### WHAT YOU HAVE TO DO
Search the material for the word "this" and copy each line that holds it.

### RECORDED DATA
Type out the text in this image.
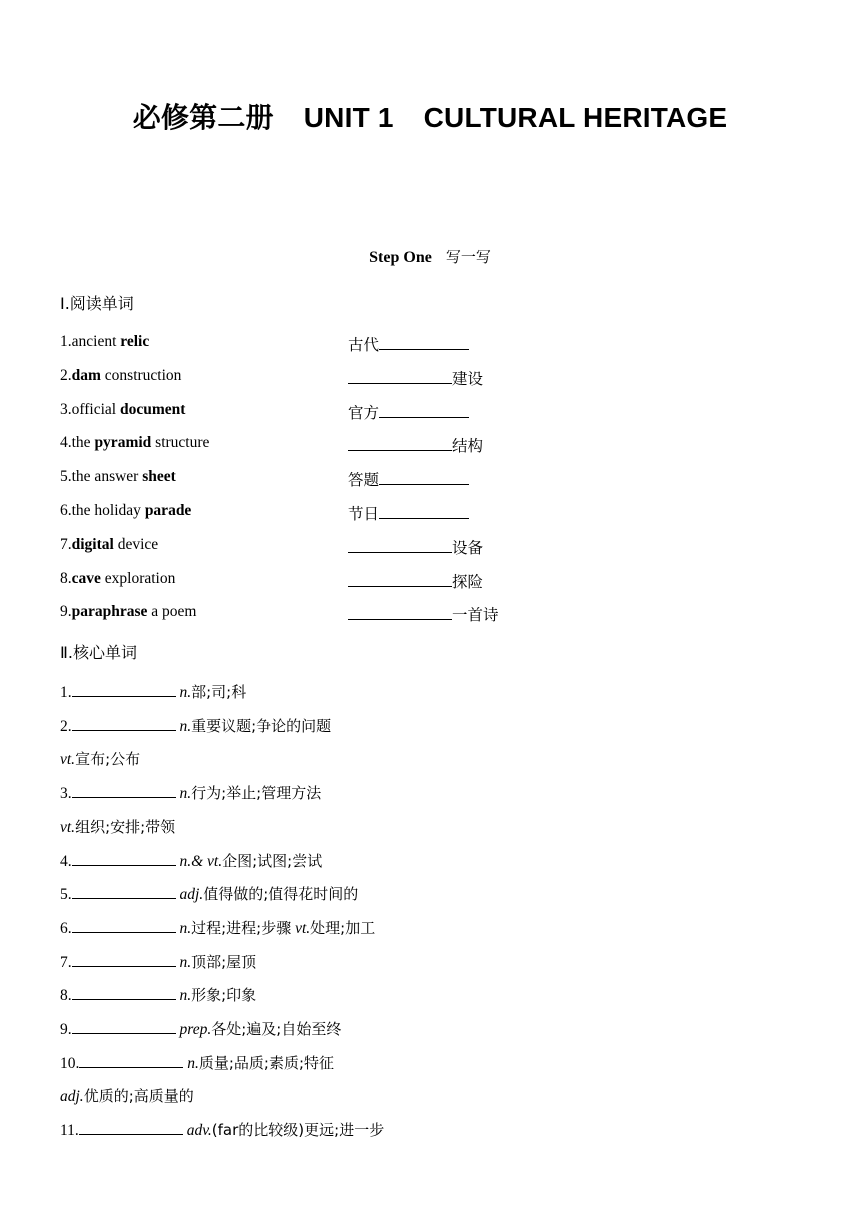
必修第二册 UNIT 1 CULTURAL HERITAGE
Step One 写一写
Ⅰ.阅读单词
1.ancient relic	古代
2.dam construction	建设
3.official document	官方
4.the pyramid structure	结构
5.the answer sheet	答题
6.the holiday parade	节日
7.digital device	设备
8.cave exploration	探险
9.paraphrase a poem	一首诗
Ⅱ.核心单词
1.	n.部;司;科
2.	n.重要议题;争论的问题
vt.宣布;公布
3.	n.行为;举止;管理方法
vt.组织;安排;带领
4.	n.& vt.企图;试图;尝试
5.	adj.值得做的;值得花时间的
6.	n.过程;进程;步骤 vt.处理;加工
7.	n.顶部;屋顶
8.	n.形象;印象
9.	prep.各处;遍及;自始至终
10.	n.质量;品质;素质;特征
adj.优质的;高质量的
11.	adv.(far的比较级)更远;进一步
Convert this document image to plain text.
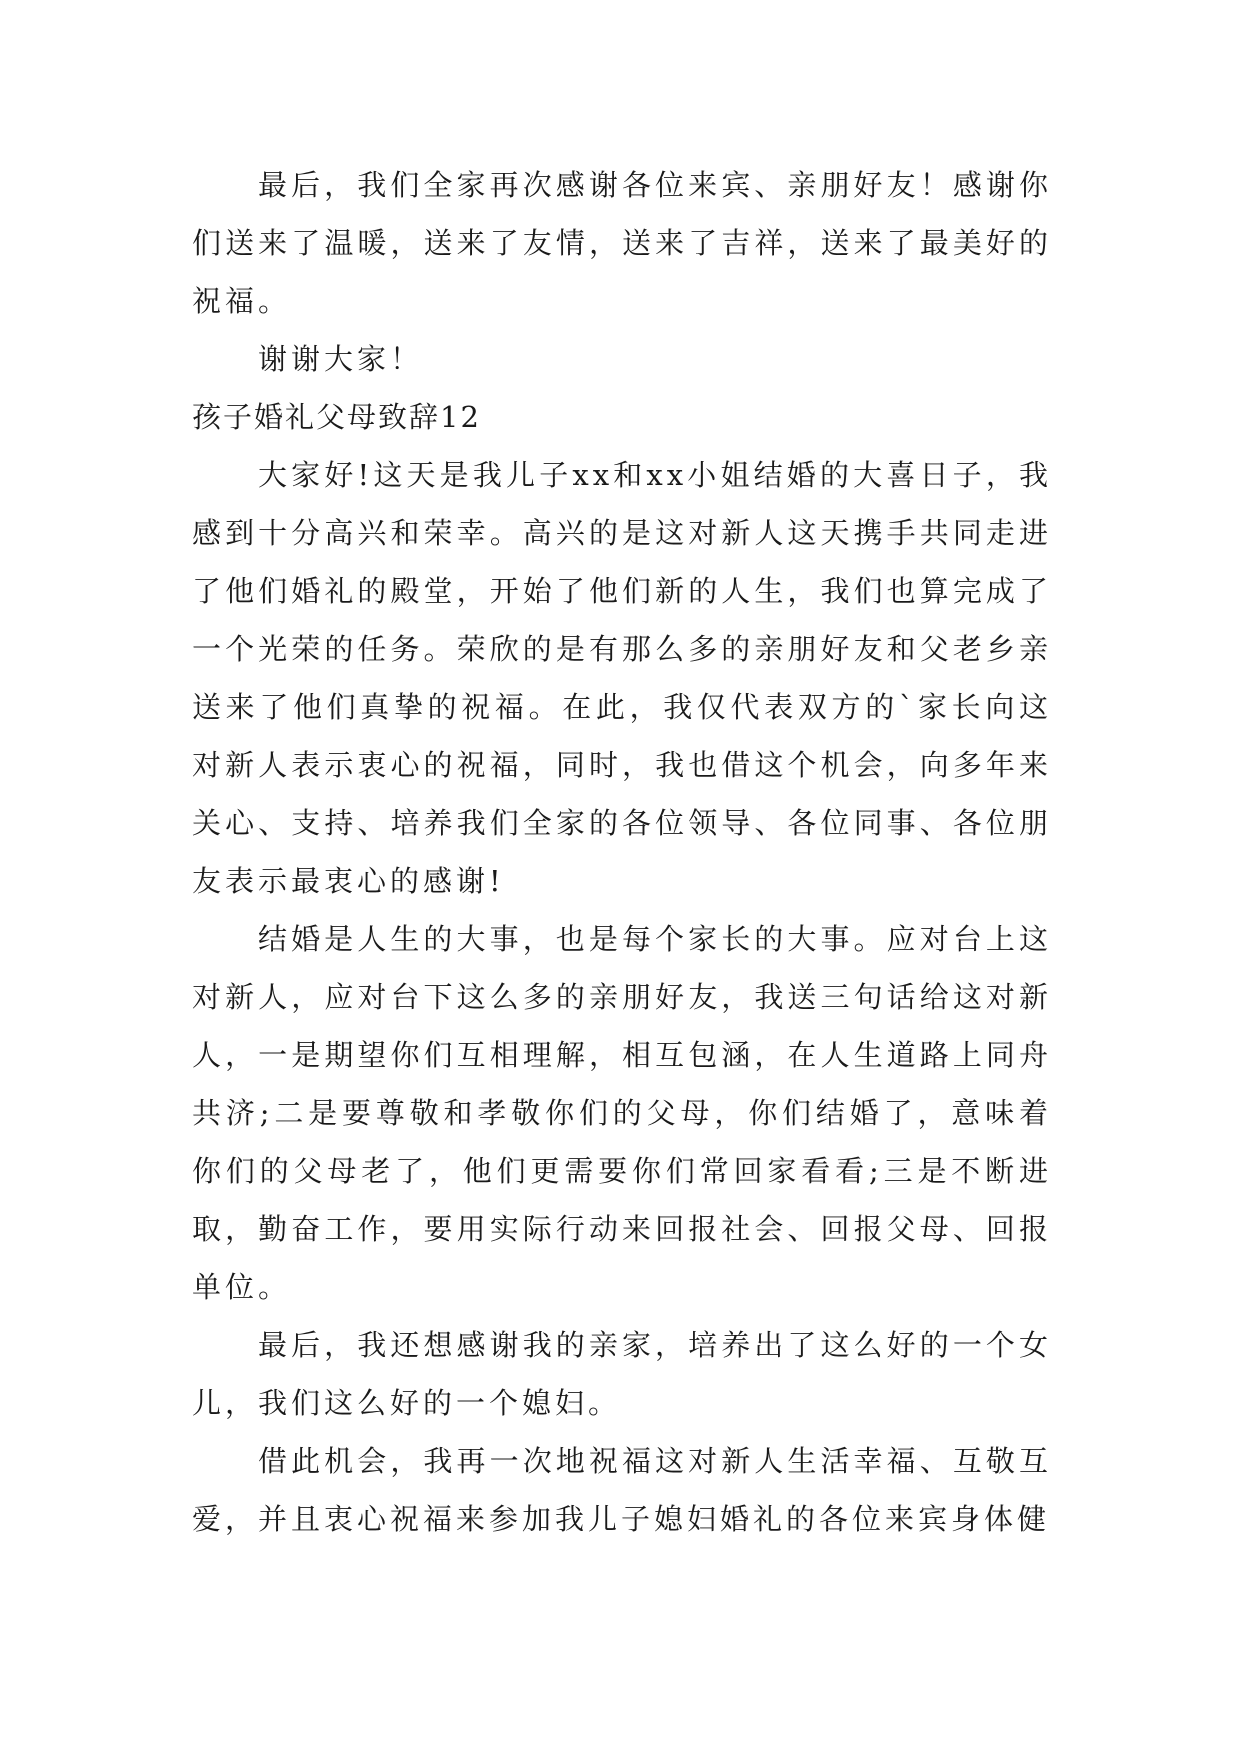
最后，我们全家再次感谢各位来宾、亲朋好友！感谢你们送来了温暖，送来了友情，送来了吉祥，送来了最美好的祝福。

谢谢大家！

孩子婚礼父母致辞12

大家好!这天是我儿子xx和xx小姐结婚的大喜日子，我感到十分高兴和荣幸。高兴的是这对新人这天携手共同走进了他们婚礼的殿堂，开始了他们新的人生，我们也算完成了一个光荣的任务。荣欣的是有那么多的亲朋好友和父老乡亲送来了他们真挚的祝福。在此，我仅代表双方的`家长向这对新人表示衷心的祝福，同时，我也借这个机会，向多年来关心、支持、培养我们全家的各位领导、各位同事、各位朋友表示最衷心的感谢!

结婚是人生的大事，也是每个家长的大事。应对台上这对新人，应对台下这么多的亲朋好友，我送三句话给这对新人，一是期望你们互相理解，相互包涵，在人生道路上同舟共济;二是要尊敬和孝敬你们的父母，你们结婚了，意味着你们的父母老了，他们更需要你们常回家看看;三是不断进取，勤奋工作，要用实际行动来回报社会、回报父母、回报单位。

最后，我还想感谢我的亲家，培养出了这么好的一个女儿，我们这么好的一个媳妇。

借此机会，我再一次地祝福这对新人生活幸福、互敬互爱，并且衷心祝福来参加我儿子媳妇婚礼的各位来宾身体健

### REPLY TO THE EXERCISE
Type out the text in this image.
Convert this document image to plain text.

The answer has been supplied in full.